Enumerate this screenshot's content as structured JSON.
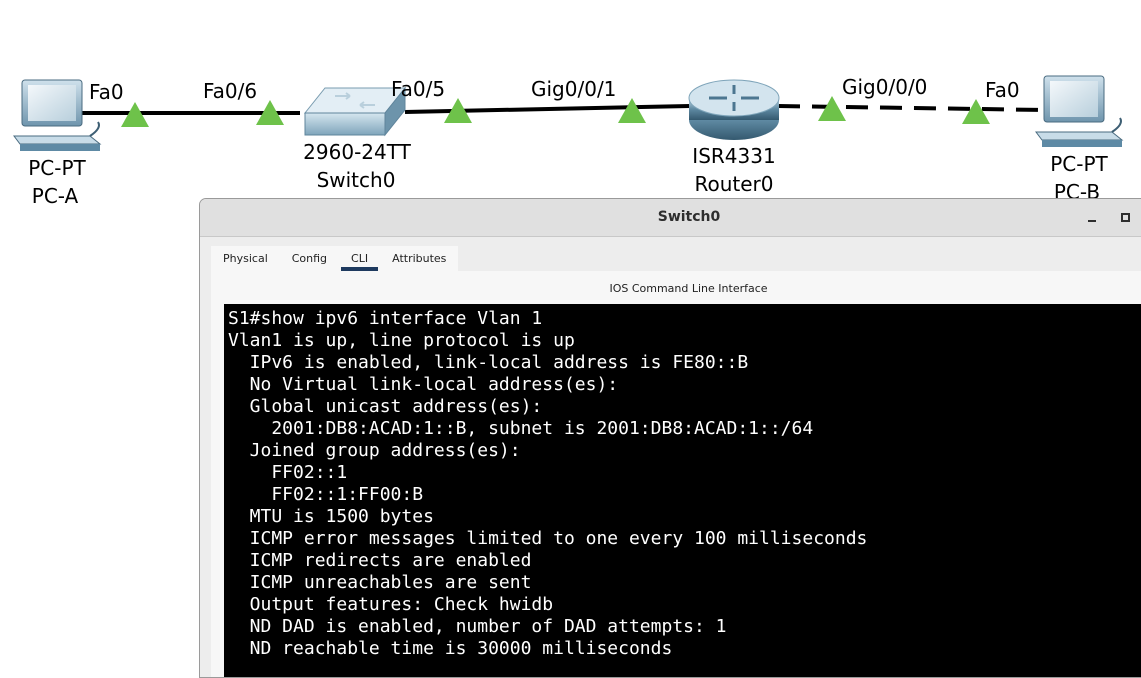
{
  "topology": {
    "devices": [
      {
        "model": "PC-PT",
        "name": "PC-A",
        "icon": "pc-icon"
      },
      {
        "model": "2960-24TT",
        "name": "Switch0",
        "icon": "switch-icon"
      },
      {
        "model": "ISR4331",
        "name": "Router0",
        "icon": "router-icon"
      },
      {
        "model": "PC-PT",
        "name": "PC-B",
        "icon": "pc-icon"
      }
    ],
    "ports": {
      "pca_fa0": "Fa0",
      "sw_fa06": "Fa0/6",
      "sw_fa05": "Fa0/5",
      "r_gig001": "Gig0/0/1",
      "r_gig000": "Gig0/0/0",
      "pcb_fa0": "Fa0"
    },
    "link_status_color": "#6ec24a"
  },
  "window": {
    "title": "Switch0",
    "tabs": [
      {
        "label": "Physical",
        "active": false
      },
      {
        "label": "Config",
        "active": false
      },
      {
        "label": "CLI",
        "active": true
      },
      {
        "label": "Attributes",
        "active": false
      }
    ],
    "panel_caption": "IOS Command Line Interface",
    "terminal_lines": [
      "S1#show ipv6 interface Vlan 1",
      "Vlan1 is up, line protocol is up",
      "  IPv6 is enabled, link-local address is FE80::B",
      "  No Virtual link-local address(es):",
      "  Global unicast address(es):",
      "    2001:DB8:ACAD:1::B, subnet is 2001:DB8:ACAD:1::/64",
      "  Joined group address(es):",
      "    FF02::1",
      "    FF02::1:FF00:B",
      "  MTU is 1500 bytes",
      "  ICMP error messages limited to one every 100 milliseconds",
      "  ICMP redirects are enabled",
      "  ICMP unreachables are sent",
      "  Output features: Check hwidb",
      "  ND DAD is enabled, number of DAD attempts: 1",
      "  ND reachable time is 30000 milliseconds"
    ]
  }
}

------------------------------------------------------------------------

= Task =
Return each line of the data, keeping its wording exact and omitting pictures.

= Output below =
Enumerate this screenshot's content as structured JSON.
{
  "topology": {
    "devices": [
      {
        "model": "PC-PT",
        "name": "PC-A",
        "icon": "pc-icon"
      },
      {
        "model": "2960-24TT",
        "name": "Switch0",
        "icon": "switch-icon"
      },
      {
        "model": "ISR4331",
        "name": "Router0",
        "icon": "router-icon"
      },
      {
        "model": "PC-PT",
        "name": "PC-B",
        "icon": "pc-icon"
      }
    ],
    "ports": {
      "pca_fa0": "Fa0",
      "sw_fa06": "Fa0/6",
      "sw_fa05": "Fa0/5",
      "r_gig001": "Gig0/0/1",
      "r_gig000": "Gig0/0/0",
      "pcb_fa0": "Fa0"
    },
    "link_status_color": "#6ec24a"
  },
  "window": {
    "title": "Switch0",
    "tabs": [
      {
        "label": "Physical",
        "active": false
      },
      {
        "label": "Config",
        "active": false
      },
      {
        "label": "CLI",
        "active": true
      },
      {
        "label": "Attributes",
        "active": false
      }
    ],
    "panel_caption": "IOS Command Line Interface",
    "terminal_lines": [
      "S1#show ipv6 interface Vlan 1",
      "Vlan1 is up, line protocol is up",
      "  IPv6 is enabled, link-local address is FE80::B",
      "  No Virtual link-local address(es):",
      "  Global unicast address(es):",
      "    2001:DB8:ACAD:1::B, subnet is 2001:DB8:ACAD:1::/64",
      "  Joined group address(es):",
      "    FF02::1",
      "    FF02::1:FF00:B",
      "  MTU is 1500 bytes",
      "  ICMP error messages limited to one every 100 milliseconds",
      "  ICMP redirects are enabled",
      "  ICMP unreachables are sent",
      "  Output features: Check hwidb",
      "  ND DAD is enabled, number of DAD attempts: 1",
      "  ND reachable time is 30000 milliseconds"
    ]
  }
}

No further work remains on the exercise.